** Start Provided records **
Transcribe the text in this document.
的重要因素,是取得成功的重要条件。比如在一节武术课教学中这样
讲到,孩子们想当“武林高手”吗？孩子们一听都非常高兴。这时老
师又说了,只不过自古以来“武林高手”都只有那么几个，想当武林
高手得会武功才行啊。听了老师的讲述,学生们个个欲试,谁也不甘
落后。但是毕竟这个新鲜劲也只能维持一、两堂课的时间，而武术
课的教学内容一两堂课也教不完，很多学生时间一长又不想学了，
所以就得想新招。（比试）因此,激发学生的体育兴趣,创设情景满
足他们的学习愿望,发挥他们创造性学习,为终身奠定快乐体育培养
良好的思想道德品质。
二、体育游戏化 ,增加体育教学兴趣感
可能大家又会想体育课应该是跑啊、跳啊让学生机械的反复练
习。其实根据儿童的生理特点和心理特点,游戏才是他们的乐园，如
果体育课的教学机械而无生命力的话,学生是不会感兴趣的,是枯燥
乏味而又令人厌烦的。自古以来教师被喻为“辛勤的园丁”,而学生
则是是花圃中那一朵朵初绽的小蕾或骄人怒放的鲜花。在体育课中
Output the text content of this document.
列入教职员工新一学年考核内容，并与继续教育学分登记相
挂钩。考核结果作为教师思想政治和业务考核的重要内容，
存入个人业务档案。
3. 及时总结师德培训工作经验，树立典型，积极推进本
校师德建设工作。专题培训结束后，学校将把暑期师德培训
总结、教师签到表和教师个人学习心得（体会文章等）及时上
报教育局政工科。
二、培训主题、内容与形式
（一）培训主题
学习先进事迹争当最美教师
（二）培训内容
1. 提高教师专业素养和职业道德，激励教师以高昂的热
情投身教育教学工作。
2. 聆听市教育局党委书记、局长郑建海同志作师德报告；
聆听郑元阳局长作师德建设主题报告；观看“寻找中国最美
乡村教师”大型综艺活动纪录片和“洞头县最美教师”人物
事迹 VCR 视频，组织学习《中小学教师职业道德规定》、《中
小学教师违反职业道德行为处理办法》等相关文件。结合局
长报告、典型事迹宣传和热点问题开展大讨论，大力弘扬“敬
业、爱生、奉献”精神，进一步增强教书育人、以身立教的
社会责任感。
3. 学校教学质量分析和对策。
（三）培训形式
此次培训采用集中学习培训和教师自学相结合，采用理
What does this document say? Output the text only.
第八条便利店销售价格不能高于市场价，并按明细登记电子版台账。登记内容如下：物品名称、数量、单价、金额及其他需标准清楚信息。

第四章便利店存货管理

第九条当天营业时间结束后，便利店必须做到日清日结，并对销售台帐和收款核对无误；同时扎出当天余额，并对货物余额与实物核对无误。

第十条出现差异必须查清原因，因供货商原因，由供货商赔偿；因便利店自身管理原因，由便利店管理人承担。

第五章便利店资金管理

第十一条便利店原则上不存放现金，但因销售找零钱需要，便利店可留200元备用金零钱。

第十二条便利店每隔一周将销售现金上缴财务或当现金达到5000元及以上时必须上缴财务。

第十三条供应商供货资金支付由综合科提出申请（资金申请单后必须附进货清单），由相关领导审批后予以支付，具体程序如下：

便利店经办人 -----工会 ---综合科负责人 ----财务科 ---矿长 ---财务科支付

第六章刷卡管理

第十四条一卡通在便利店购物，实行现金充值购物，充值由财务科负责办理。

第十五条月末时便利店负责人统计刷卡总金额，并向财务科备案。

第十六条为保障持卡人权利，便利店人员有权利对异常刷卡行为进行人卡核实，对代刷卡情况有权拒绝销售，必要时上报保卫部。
** End Provided records **
**Written task:** All of the records must be repeated exactly.

**Worked solution:**
Transcribe the text in this document.
的重要因素,是取得成功的重要条件。比如在一节武术课教学中这样
讲到,孩子们想当“武林高手”吗？孩子们一听都非常高兴。这时老
师又说了,只不过自古以来“武林高手”都只有那么几个，想当武林
高手得会武功才行啊。听了老师的讲述,学生们个个欲试,谁也不甘
落后。但是毕竟这个新鲜劲也只能维持一、两堂课的时间，而武术
课的教学内容一两堂课也教不完，很多学生时间一长又不想学了，
所以就得想新招。（比试）因此,激发学生的体育兴趣,创设情景满
足他们的学习愿望,发挥他们创造性学习,为终身奠定快乐体育培养
良好的思想道德品质。
二、体育游戏化 ,增加体育教学兴趣感
可能大家又会想体育课应该是跑啊、跳啊让学生机械的反复练
习。其实根据儿童的生理特点和心理特点,游戏才是他们的乐园，如
果体育课的教学机械而无生命力的话,学生是不会感兴趣的,是枯燥
乏味而又令人厌烦的。自古以来教师被喻为“辛勤的园丁”,而学生
则是是花圃中那一朵朵初绽的小蕾或骄人怒放的鲜花。在体育课中
Output the text content of this document.
列入教职员工新一学年考核内容，并与继续教育学分登记相
挂钩。考核结果作为教师思想政治和业务考核的重要内容，
存入个人业务档案。
3. 及时总结师德培训工作经验，树立典型，积极推进本
校师德建设工作。专题培训结束后，学校将把暑期师德培训
总结、教师签到表和教师个人学习心得（体会文章等）及时上
报教育局政工科。
二、培训主题、内容与形式
（一）培训主题
学习先进事迹争当最美教师
（二）培训内容
1. 提高教师专业素养和职业道德，激励教师以高昂的热
情投身教育教学工作。
2. 聆听市教育局党委书记、局长郑建海同志作师德报告；
聆听郑元阳局长作师德建设主题报告；观看“寻找中国最美
乡村教师”大型综艺活动纪录片和“洞头县最美教师”人物
事迹 VCR 视频，组织学习《中小学教师职业道德规定》、《中
小学教师违反职业道德行为处理办法》等相关文件。结合局
长报告、典型事迹宣传和热点问题开展大讨论，大力弘扬“敬
业、爱生、奉献”精神，进一步增强教书育人、以身立教的
社会责任感。
3. 学校教学质量分析和对策。
（三）培训形式
此次培训采用集中学习培训和教师自学相结合，采用理
What does this document say? Output the text only.
第八条便利店销售价格不能高于市场价，并按明细登记电子版台账。登记内容如下：物品名称、数量、单价、金额及其他需标准清楚信息。

第四章便利店存货管理

第九条当天营业时间结束后，便利店必须做到日清日结，并对销售台帐和收款核对无误；同时扎出当天余额，并对货物余额与实物核对无误。

第十条出现差异必须查清原因，因供货商原因，由供货商赔偿；因便利店自身管理原因，由便利店管理人承担。

第五章便利店资金管理

第十一条便利店原则上不存放现金，但因销售找零钱需要，便利店可留200元备用金零钱。

第十二条便利店每隔一周将销售现金上缴财务或当现金达到5000元及以上时必须上缴财务。

第十三条供应商供货资金支付由综合科提出申请（资金申请单后必须附进货清单），由相关领导审批后予以支付，具体程序如下：

便利店经办人 -----工会 ---综合科负责人 ----财务科 ---矿长 ---财务科支付

第六章刷卡管理

第十四条一卡通在便利店购物，实行现金充值购物，充值由财务科负责办理。

第十五条月末时便利店负责人统计刷卡总金额，并向财务科备案。

第十六条为保障持卡人权利，便利店人员有权利对异常刷卡行为进行人卡核实，对代刷卡情况有权拒绝销售，必要时上报保卫部。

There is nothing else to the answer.